• _Exercise prompt_
State the number of lines in these records holding "Will". Say nothing more.

* * * *

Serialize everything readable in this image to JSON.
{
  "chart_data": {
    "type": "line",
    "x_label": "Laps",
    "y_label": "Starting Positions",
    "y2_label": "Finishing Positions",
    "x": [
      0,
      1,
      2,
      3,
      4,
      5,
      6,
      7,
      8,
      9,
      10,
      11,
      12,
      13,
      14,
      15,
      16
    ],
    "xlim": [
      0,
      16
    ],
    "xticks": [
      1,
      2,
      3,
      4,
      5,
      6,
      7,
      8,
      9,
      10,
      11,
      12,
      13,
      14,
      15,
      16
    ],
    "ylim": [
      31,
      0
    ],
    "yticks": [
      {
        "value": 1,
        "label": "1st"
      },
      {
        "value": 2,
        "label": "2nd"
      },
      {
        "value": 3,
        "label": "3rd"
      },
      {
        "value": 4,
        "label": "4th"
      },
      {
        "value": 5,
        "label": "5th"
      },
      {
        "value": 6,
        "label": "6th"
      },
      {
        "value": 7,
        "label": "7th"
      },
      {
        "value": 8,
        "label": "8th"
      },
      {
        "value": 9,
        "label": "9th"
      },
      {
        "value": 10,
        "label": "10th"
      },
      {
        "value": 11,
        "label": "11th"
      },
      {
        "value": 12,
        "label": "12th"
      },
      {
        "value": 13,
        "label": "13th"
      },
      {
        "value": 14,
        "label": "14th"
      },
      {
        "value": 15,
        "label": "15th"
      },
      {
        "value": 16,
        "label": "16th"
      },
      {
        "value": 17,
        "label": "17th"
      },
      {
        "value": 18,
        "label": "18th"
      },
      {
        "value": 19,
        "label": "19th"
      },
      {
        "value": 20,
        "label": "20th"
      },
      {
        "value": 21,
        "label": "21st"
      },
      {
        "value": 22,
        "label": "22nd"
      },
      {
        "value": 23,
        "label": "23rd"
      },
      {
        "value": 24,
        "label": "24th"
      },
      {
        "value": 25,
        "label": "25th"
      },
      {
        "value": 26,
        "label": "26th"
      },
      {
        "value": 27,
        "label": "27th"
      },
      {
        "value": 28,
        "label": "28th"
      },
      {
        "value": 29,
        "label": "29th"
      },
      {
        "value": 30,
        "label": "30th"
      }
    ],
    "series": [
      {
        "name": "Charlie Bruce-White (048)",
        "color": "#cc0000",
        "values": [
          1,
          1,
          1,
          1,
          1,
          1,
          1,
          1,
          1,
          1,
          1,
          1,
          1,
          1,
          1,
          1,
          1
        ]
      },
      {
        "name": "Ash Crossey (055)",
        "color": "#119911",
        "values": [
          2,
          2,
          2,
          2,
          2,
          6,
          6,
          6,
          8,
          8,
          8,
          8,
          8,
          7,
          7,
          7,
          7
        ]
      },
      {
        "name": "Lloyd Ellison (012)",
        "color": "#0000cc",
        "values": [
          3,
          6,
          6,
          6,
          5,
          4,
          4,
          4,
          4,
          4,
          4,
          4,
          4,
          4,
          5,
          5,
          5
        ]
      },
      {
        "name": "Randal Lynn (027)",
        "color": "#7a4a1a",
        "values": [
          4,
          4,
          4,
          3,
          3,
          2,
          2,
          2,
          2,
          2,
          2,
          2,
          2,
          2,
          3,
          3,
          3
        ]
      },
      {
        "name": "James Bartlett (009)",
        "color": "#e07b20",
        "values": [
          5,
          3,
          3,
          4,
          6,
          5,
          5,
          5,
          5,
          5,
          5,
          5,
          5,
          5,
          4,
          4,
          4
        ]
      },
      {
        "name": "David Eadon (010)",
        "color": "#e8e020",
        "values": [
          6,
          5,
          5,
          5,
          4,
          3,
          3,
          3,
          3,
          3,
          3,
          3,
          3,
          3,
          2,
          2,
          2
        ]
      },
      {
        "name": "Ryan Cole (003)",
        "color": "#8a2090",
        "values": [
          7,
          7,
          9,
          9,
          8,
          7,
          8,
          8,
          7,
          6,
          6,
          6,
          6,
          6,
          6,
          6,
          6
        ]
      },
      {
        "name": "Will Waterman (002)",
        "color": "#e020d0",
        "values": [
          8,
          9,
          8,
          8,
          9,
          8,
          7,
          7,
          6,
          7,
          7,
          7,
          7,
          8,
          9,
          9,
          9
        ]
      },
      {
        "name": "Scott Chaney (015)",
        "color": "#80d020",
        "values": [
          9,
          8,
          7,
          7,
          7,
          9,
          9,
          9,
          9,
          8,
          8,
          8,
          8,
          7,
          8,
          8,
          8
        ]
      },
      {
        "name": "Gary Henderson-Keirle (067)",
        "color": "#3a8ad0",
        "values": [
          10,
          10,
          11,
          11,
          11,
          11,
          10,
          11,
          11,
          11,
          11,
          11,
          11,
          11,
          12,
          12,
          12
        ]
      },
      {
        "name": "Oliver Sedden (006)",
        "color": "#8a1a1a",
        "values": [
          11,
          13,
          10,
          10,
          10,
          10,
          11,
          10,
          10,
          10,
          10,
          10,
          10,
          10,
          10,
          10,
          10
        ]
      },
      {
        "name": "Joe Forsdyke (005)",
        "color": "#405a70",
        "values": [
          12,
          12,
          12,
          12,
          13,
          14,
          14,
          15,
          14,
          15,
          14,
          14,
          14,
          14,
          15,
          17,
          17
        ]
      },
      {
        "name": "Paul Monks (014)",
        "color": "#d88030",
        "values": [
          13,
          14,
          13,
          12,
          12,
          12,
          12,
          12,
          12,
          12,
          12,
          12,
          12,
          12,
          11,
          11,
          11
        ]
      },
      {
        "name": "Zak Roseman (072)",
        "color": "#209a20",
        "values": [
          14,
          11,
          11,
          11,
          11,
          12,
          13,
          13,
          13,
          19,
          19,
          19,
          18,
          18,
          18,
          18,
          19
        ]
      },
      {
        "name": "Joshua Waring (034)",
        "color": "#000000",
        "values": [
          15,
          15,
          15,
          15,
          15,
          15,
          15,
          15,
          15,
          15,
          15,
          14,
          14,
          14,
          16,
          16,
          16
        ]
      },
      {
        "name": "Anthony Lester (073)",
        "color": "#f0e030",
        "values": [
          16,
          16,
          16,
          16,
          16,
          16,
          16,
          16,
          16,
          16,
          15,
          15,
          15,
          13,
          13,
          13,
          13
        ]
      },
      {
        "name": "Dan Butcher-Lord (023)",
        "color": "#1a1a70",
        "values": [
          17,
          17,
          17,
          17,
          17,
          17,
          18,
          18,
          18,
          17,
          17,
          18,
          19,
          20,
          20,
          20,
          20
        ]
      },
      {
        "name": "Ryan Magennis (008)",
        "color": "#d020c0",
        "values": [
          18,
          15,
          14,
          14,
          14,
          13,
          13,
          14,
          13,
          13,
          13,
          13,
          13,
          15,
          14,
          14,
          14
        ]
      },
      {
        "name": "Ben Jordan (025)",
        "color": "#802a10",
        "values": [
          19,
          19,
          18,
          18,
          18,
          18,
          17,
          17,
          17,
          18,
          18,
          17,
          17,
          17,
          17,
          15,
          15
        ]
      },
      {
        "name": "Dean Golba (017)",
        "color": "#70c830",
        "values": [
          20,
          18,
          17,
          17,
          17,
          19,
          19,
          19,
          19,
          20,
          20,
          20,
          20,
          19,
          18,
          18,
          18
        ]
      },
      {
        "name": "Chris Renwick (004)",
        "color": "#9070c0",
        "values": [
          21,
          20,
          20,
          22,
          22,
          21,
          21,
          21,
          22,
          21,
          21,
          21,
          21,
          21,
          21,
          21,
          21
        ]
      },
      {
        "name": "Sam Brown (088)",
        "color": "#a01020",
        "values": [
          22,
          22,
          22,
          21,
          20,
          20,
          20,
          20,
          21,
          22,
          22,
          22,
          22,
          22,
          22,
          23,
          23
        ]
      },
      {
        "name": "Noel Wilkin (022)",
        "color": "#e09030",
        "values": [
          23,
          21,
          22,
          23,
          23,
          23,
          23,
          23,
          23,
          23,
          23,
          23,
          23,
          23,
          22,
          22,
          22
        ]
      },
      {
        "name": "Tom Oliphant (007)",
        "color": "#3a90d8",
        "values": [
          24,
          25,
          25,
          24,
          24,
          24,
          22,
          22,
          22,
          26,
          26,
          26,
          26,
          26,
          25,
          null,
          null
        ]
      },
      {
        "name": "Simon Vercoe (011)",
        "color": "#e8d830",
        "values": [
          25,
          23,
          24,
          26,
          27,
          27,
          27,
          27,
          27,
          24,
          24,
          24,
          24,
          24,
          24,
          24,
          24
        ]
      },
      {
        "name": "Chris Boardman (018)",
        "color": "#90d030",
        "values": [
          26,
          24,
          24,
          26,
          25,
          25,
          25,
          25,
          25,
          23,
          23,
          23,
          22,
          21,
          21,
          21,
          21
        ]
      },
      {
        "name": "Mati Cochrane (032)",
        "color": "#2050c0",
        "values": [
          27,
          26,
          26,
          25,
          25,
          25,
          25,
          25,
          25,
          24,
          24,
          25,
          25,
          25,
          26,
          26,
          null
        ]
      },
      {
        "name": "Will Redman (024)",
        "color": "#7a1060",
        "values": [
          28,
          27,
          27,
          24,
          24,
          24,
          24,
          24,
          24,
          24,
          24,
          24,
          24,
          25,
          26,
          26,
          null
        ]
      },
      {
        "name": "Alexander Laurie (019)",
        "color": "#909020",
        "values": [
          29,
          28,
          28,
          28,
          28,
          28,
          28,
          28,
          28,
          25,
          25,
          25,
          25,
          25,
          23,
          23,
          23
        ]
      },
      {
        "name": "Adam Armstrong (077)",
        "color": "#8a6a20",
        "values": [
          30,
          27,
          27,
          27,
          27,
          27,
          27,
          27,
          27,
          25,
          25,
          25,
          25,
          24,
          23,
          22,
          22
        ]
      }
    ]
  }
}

* * * *

• _Final result_
2